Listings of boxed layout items
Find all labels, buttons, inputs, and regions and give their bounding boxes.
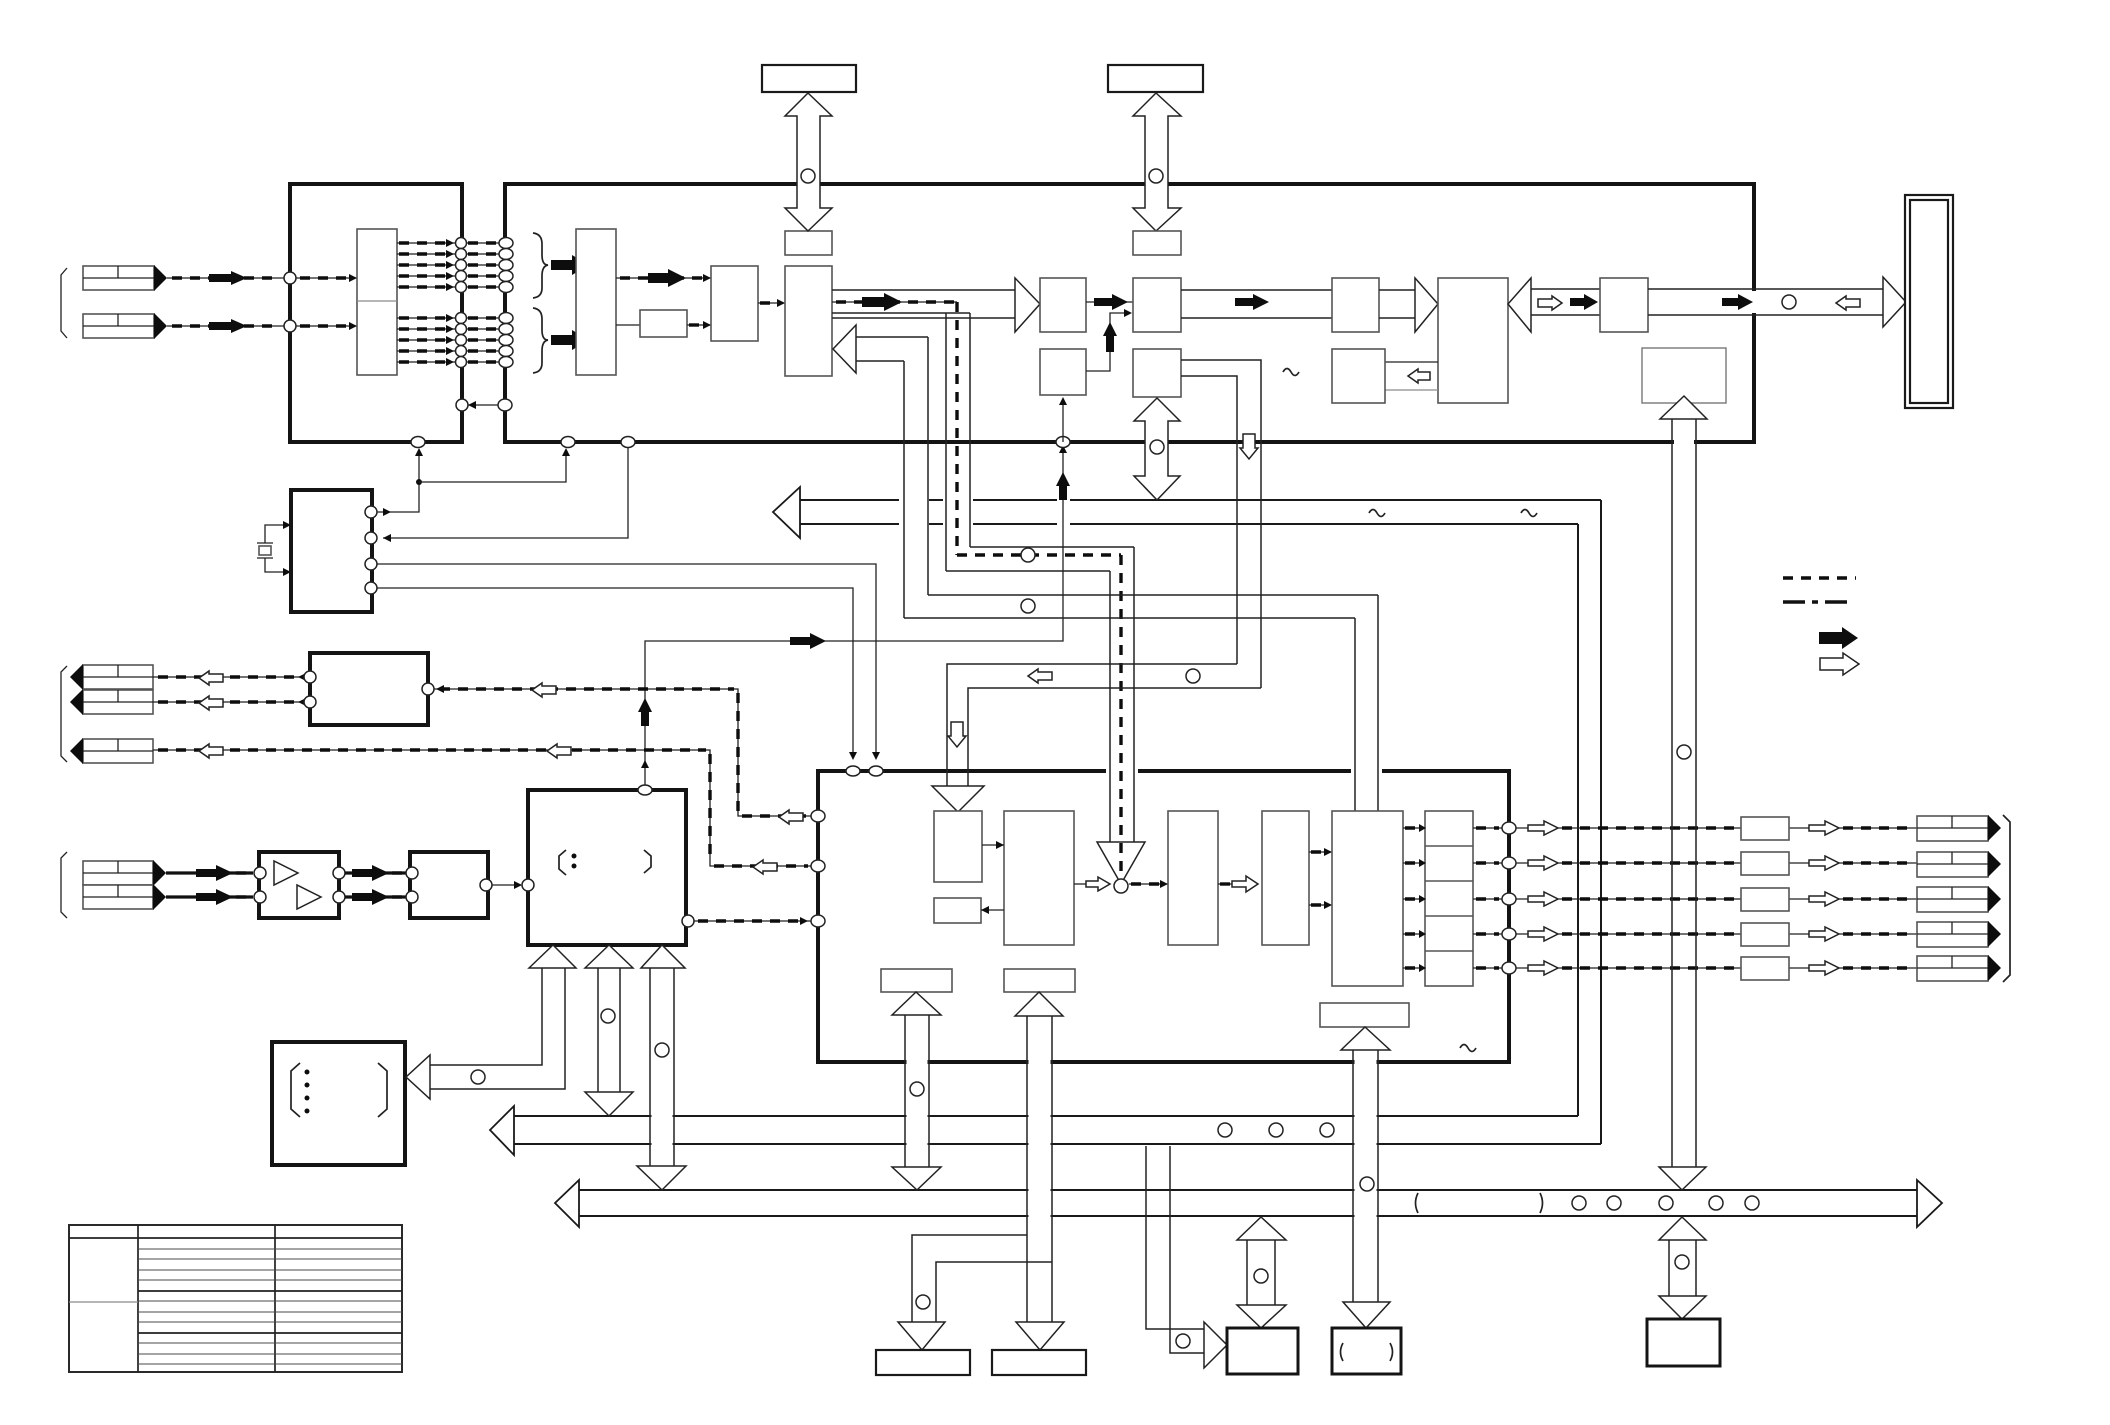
wire: bus-II hollow arrow into memory controller	[833, 325, 1378, 811]
wire: ADC lower out via delay rect	[616, 324, 640, 326]
node: oscillator pin circles	[365, 506, 377, 518]
wire: camera line 2 to amp	[166, 889, 253, 905]
glyph: big filled arrow lower into ADC	[551, 330, 589, 350]
block: Y/C main box	[1438, 278, 1508, 403]
block: amplifier box	[259, 852, 339, 918]
node: amp input circles	[254, 867, 266, 879]
wire: select to syscon	[492, 881, 522, 889]
block: bottom box 1	[876, 1350, 970, 1375]
glyph: legend filled arrow	[1819, 627, 1858, 649]
block: small delay rect	[640, 310, 687, 337]
node: central box top ellipses	[846, 766, 860, 776]
block: video process box 3	[1332, 278, 1379, 332]
wire: C-bus top horizontal (left-pointing wide arrow)	[773, 487, 1601, 538]
block: bottom box 4 with parens	[1332, 1328, 1401, 1374]
wire: dashed record signal inside bus	[832, 293, 957, 311]
block: timing/oscillator box	[291, 490, 372, 612]
wire: memory ctrl wide output bus with arrowhead	[832, 278, 1040, 332]
wire: vertical double arrow rect2 to small rect2	[1133, 93, 1181, 231]
wire: L2 bus down with branch to bottom boxes	[898, 992, 1064, 1350]
block: tv/tuner box	[310, 653, 428, 725]
wire: bus box2 to box3	[1181, 290, 1332, 318]
block: top external rect 2	[1108, 65, 1203, 92]
node: circles inside mid bus	[1218, 1123, 1232, 1137]
wire: L3 long double arrow down to box4	[1341, 1027, 1390, 1328]
block: mechanism box with dots	[272, 1042, 405, 1165]
wire: syscon double arrow to mid bus	[585, 945, 633, 1116]
node: amp output circles	[333, 867, 345, 879]
connector: mid-left plug 3 (output)	[70, 738, 153, 764]
wire: bus-I vertical down with arrowhead to junction	[1097, 547, 1145, 884]
block: memory controller tall box	[785, 266, 832, 376]
node: ellipses on top board bottom edge	[411, 437, 425, 448]
node: right edge ellipses x5	[1502, 822, 1516, 834]
block: lower small box 1 (sync sep)	[1040, 349, 1086, 395]
wire: ADC out dashed to EQ box	[616, 269, 711, 287]
wire: delay to EQ dashed	[687, 321, 711, 329]
wire: Y/C lower link to dropout box	[1385, 362, 1438, 390]
component: crystal on oscillator	[257, 521, 291, 576]
block: box F matrix	[1332, 811, 1403, 986]
block: box D	[1168, 811, 1218, 945]
node: syscon top ellipse	[638, 785, 652, 795]
wire: hollow arrow into Y/C from right bus	[1508, 278, 1600, 332]
wire: bus2 below main bus to box5 (double arrow)	[1659, 1217, 1706, 1319]
block: RF modulator box	[1600, 278, 1648, 332]
block: label box L1	[881, 969, 952, 992]
node: small circle column on left box right edge	[456, 238, 467, 368]
block: small rect above memory controller	[785, 231, 832, 255]
glyph: legend dashed line	[1783, 576, 1856, 579]
bracket: middle-left output bracket	[61, 666, 67, 762]
block: inner head-switch rect in left box	[357, 229, 397, 375]
node: circle between harness lines	[1021, 599, 1035, 613]
glyph: legend dash-dot line	[1783, 600, 1853, 603]
glyph: D to E thick hollow arrow	[1218, 876, 1258, 892]
wire: 10 dashed head lines group (upper)	[397, 239, 500, 291]
block: CRT display double rect	[1905, 195, 1953, 408]
block: tall ADC column box	[576, 229, 616, 375]
connector: camera plug 1	[83, 860, 166, 886]
block: small rect 2 above video box	[1133, 231, 1181, 255]
block: left big board box	[290, 184, 462, 442]
block: box B main dsp	[1004, 811, 1074, 945]
wire: E to F dashes	[1309, 848, 1332, 909]
node: ellipse column on right box left edge	[499, 238, 513, 368]
node: tuner right circle	[422, 683, 434, 695]
wire: double arrow main bus to box3	[1237, 1217, 1286, 1328]
wire: stack to right edge dashes x5	[1473, 828, 1502, 968]
block: dropout compensation box	[1332, 349, 1385, 403]
wire: dashed line plug2 to left box	[167, 319, 284, 333]
wire: vertical double hollow arrow below vco	[1134, 398, 1180, 500]
wire: tuner out2 dashed to plug2	[153, 696, 306, 710]
block: main top board box	[505, 184, 1754, 442]
connector: camera plug 2	[83, 884, 166, 910]
connector: top-left plug 1	[83, 265, 167, 291]
wire: 10 dashed head lines group (lower)	[397, 314, 500, 366]
block: 5 output driver small boxes	[1741, 817, 1789, 980]
wire: osc in2 from main board	[383, 448, 628, 542]
wire: syscon sense line up and over to main board	[638, 397, 1070, 786]
node: junction circle at dashed arrival	[1114, 879, 1128, 893]
bracket: right output bracket	[2003, 815, 2010, 982]
connector: top-left plug 2	[83, 313, 167, 339]
connector: mid-left plug 1 (output)	[70, 664, 153, 690]
block: output driver stack of 5	[1425, 811, 1473, 986]
component: amp triangle 1	[274, 861, 298, 885]
glyph: curly brace lower	[533, 308, 548, 373]
wire: dashed junction to box D	[1129, 880, 1168, 888]
node: tuner left edge circles	[304, 671, 316, 683]
wire: long dashed from elbow to plug3	[153, 744, 812, 874]
wire: servo bus from vco right to box A (Z path)	[932, 360, 1261, 812]
block: box C small	[934, 898, 981, 923]
glyph: hollow arrows after edge x5	[1528, 821, 1558, 975]
wire: osc out3 long to central box	[377, 564, 880, 760]
block: box A input stage	[934, 811, 982, 882]
wire: bus-I elbow right to video down bus	[946, 547, 1134, 571]
wire: branch from mid bus down to box3 (L path)	[1146, 1146, 1227, 1368]
wire: C-bus right vertical pair	[1578, 500, 1601, 1144]
block: bottom right box 5	[1647, 1319, 1720, 1366]
block: box E	[1262, 811, 1309, 945]
block: input select box	[410, 852, 488, 918]
wire: B to C arrow (left)	[981, 906, 1004, 914]
wire: tuner right dashed to central box	[434, 683, 812, 824]
block: top external rect 1 (cassette memory)	[762, 65, 856, 92]
bracket: top-left input bracket	[61, 268, 67, 338]
wire: dashed line plug1 to left box	[167, 271, 284, 285]
wire: white gaps in C-bus at harness crossings	[899, 497, 929, 527]
wire: bus RF box to CRT	[1648, 277, 1906, 327]
wire: tuner out1 dashed to plug1	[153, 671, 306, 685]
block: central processor board box	[818, 771, 1509, 1062]
wire: white gaps in central box top edge	[1106, 767, 1138, 775]
block: servo box right	[1642, 348, 1726, 403]
wire: 5 dashed outputs to small boxes and connectors	[1516, 828, 1917, 968]
connector: mid-left plug 2 (output)	[70, 689, 153, 715]
block: bottom-left revision table	[69, 1225, 402, 1372]
wire: dashed playback path through bus-I	[957, 302, 1121, 876]
wire: amp to select box line1	[345, 865, 406, 881]
glyph: filled arrow box1 to box2	[1086, 294, 1133, 310]
wire: bus-I vertical pair from memory controller	[832, 313, 970, 571]
wire: amp to select box line2	[345, 889, 406, 905]
glyph: curly brace upper	[533, 233, 548, 298]
glyph: big filled arrow upper into ADC	[551, 255, 589, 275]
wire: F to stack dashes x5	[1403, 824, 1426, 972]
bracket: camera-in bracket	[61, 852, 67, 918]
wire: main bottom horizontal bus (double ended)	[555, 1180, 1942, 1227]
wire: vertical double arrow rect1 to small rect	[785, 93, 832, 231]
wire: syscon double arrow to main bus	[637, 945, 686, 1190]
wire: L-link syncsep to vco with filled up arrow	[1086, 309, 1132, 371]
node: central box left ellipses	[811, 810, 825, 822]
glyph: hollow arrows after driver boxes x5	[1809, 821, 1839, 975]
block: label box L2	[1004, 969, 1075, 992]
node: circles on left box edge	[284, 272, 296, 284]
glyph: dots box parens and dot column	[291, 1063, 387, 1117]
glyph: squiggle marks	[1283, 369, 1299, 376]
wire: mid horizontal bus (left-pointing wide arrow)	[490, 1106, 1601, 1155]
connector: right output plugs x5	[1917, 815, 2001, 981]
block: video process box 1	[1040, 278, 1086, 332]
wire: A to B arrow	[982, 841, 1004, 849]
wire: bus2 servo vertical (box G to main bus)	[1659, 396, 1707, 1190]
block: bottom box 3	[1227, 1328, 1298, 1374]
block: syscon box	[528, 790, 686, 945]
glyph: syscon internal parens and dots	[559, 850, 651, 875]
wire: camera line 1 to amp	[166, 865, 253, 881]
wire: EQ to memory controller dashed	[758, 299, 785, 307]
wire: dashes inside left box to inner rect	[296, 277, 357, 279]
wire: inter-board link with left arrow	[456, 399, 512, 411]
glyph: B output hollow arrow to junction	[1074, 877, 1110, 891]
block: bottom box 2	[992, 1350, 1086, 1375]
node: syscon right circle	[682, 915, 694, 927]
component: amp triangle 2	[297, 885, 321, 909]
wire: box3 to Y/C box arrowhead	[1379, 278, 1438, 332]
wire: osc out4 long to central box	[377, 588, 857, 760]
node: parens and circles inside main bus	[1416, 1193, 1419, 1213]
wire: L1 double arrow to main bus	[892, 992, 941, 1190]
wire: syscon arrow to dots box (L shape)	[406, 945, 576, 1099]
wire: syscon right dashed to central box	[694, 917, 812, 925]
block: video process box 2	[1133, 278, 1181, 332]
node: select box circles	[406, 867, 418, 879]
wire: osc out1 to board ellipses	[377, 448, 570, 516]
node: syscon left circle	[522, 879, 534, 891]
block: EQ box	[711, 266, 758, 341]
block: label box L3	[1320, 1003, 1409, 1027]
glyph: legend hollow arrow	[1820, 653, 1859, 675]
block: lower small box 2 (vco)	[1133, 349, 1181, 397]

- _Given instruction_:
Return the lines of the data unchanged, starting at the line that contains "wire: bus-II hollow" and ending at the line that contains "glyph: legend filled", with both of those lines included.

- _Expected answer_:
wire: bus-II hollow arrow into memory controller	[833, 325, 1378, 811]
wire: ADC lower out via delay rect	[616, 324, 640, 326]
node: oscillator pin circles	[365, 506, 377, 518]
wire: camera line 2 to amp	[166, 889, 253, 905]
glyph: big filled arrow lower into ADC	[551, 330, 589, 350]
block: Y/C main box	[1438, 278, 1508, 403]
block: amplifier box	[259, 852, 339, 918]
node: amp input circles	[254, 867, 266, 879]
wire: select to syscon	[492, 881, 522, 889]
block: bottom box 1	[876, 1350, 970, 1375]
glyph: legend filled arrow	[1819, 627, 1858, 649]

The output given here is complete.